Work instructions — Return each entry exactly, omitting nothing.

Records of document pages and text
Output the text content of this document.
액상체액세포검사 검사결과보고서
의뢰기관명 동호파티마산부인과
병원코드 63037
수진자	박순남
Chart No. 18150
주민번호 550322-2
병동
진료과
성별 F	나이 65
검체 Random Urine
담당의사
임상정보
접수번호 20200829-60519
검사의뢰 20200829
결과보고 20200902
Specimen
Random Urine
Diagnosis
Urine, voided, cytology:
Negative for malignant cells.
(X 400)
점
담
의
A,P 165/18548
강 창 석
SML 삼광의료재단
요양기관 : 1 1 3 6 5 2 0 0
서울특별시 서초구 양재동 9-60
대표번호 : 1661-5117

Solution for this problem —
Output the text content of this document.
액상체액세포검사 검사결과보고서
의뢰기관명 동호파티마산부인과
병원코드 63037
수진자	박순남
Chart No. 18150
주민번호 550322-2
병동
진료과
성별 F	나이 65
검체 Random Urine
담당의사
임상정보
접수번호 20200829-60519
검사의뢰 20200829
결과보고 20200902
Specimen
Random Urine
Diagnosis
Urine, voided, cytology:
Negative for malignant cells.
(X 400)
점
담
의
A,P 165/18548
강 창 석
SML 삼광의료재단
요양기관 : 1 1 3 6 5 2 0 0
서울특별시 서초구 양재동 9-60
대표번호 : 1661-5117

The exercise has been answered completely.